-- Exercise tasks --
1/ In the page extract on principal components, write out the passage from "Notice that \(P\)" up to and including "and night features.", switching "features" to "variables".
2/ According to the page extract on principal components, what two properties of its column vectors make \(P\) an orthogonal matrix?
3/ Translate this sentence from the page extract on principal components into Spanish: "The matrix \(P\) contains all the information we require to compute the sought linear combinations of the day and night features."

-- Page extract --
_ _ _ _

The inverse of \(P\) is easy to compute

Notice that \(P\) is an orthogonal matrix, i.e., its column vectors are orthogonal with respect to each other and have length \(=1\). For such matrices the inverse is easy to compute: \(P^{-1} = P^t\). Then

\[ D = P^t \Omega P. \]

From Eigenvectors to Principal Components

The matrix \(P\) contains all the information we require to compute the sought linear combinations of the day and night features.

The principal components

We define new data columns for our dataset as follows:

\[ \textrm{PC}_1 = 0,52 \; \textrm{centered night} + 0,85 \; \textrm{centered day} \\ \textrm{PC}_2 = -0,85 \; \textrm{centered night} + 0,52 \; \textrm{centered day}. \]

The new data matrix with columns \(\textrm{PC}_1, \textrm{PC}_2\) is precisely \(\hat{Z} = ZP\).

The covariance matrix of the principal components is diagonal

\[ \frac{1}{N} \hat{Z}^t \hat{Z} = \frac{1}{N} (ZP)^t (ZP) = \frac{1}{N} P^t(Z^tZ)P = P^t(\frac{1}{N}Z^tZ)P = P^t \Omega P = D. \]

Here, we are using the following general fact about the transpose: \((AB)^t = B^tA^t\).

_ _ _ _

-- Given records --
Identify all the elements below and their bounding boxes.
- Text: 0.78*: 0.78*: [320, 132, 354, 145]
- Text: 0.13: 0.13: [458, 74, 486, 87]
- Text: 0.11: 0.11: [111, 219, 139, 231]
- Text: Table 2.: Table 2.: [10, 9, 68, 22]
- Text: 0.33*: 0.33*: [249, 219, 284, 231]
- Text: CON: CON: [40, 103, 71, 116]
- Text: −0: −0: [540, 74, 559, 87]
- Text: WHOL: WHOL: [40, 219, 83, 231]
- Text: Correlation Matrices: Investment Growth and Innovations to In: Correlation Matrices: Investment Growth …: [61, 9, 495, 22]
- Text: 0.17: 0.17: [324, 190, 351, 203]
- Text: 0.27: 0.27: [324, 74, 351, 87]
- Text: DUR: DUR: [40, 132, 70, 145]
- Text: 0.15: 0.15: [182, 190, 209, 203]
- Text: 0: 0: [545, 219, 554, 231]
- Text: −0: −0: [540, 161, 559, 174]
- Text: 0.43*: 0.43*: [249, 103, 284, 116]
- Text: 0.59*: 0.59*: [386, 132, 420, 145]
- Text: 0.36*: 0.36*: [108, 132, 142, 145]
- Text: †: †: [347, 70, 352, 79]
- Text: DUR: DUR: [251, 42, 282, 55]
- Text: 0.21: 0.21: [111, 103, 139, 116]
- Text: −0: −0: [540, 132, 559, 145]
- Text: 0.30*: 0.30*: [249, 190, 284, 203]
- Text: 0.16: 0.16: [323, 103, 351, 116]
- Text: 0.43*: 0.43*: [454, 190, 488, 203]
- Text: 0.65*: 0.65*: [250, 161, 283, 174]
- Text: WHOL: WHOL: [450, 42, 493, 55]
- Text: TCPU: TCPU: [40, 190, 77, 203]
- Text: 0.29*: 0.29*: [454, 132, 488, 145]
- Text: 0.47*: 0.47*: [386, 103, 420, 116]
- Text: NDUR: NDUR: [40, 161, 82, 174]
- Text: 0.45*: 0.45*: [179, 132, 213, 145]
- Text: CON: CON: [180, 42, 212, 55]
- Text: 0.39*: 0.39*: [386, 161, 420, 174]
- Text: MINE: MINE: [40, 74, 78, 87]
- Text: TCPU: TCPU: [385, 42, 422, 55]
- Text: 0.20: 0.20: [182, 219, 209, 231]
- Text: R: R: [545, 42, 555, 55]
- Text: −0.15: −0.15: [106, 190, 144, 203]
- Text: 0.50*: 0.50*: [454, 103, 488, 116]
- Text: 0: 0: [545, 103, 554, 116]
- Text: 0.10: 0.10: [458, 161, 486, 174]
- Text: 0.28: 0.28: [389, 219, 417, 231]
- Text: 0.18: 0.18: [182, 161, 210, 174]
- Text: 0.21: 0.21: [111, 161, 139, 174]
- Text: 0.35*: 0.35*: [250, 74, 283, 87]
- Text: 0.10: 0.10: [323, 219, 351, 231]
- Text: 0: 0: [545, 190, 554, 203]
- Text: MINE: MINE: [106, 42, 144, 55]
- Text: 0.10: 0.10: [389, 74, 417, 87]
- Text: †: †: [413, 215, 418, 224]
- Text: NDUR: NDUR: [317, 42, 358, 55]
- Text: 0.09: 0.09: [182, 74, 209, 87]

_ _ _ _

-- Answers to this exercise --
1/
Notice that \(P\) is an orthogonal matrix, i.e., its column vectors are orthogonal with respect to each other and have length \(=1\). For such matrices the inverse is easy to compute: \(P^{-1} = P^t\). Then

\[ D = P^t \Omega P. \]

From Eigenvectors to Principal Components

The matrix \(P\) contains all the information we require to compute the sought linear combinations of the day and night variables.

2/ Its column vectors are orthogonal to each other and have length 1.

3/ La matriz \(P\) contiene toda la información que necesitamos para calcular las combinaciones lineales buscadas de las características de día y de noche.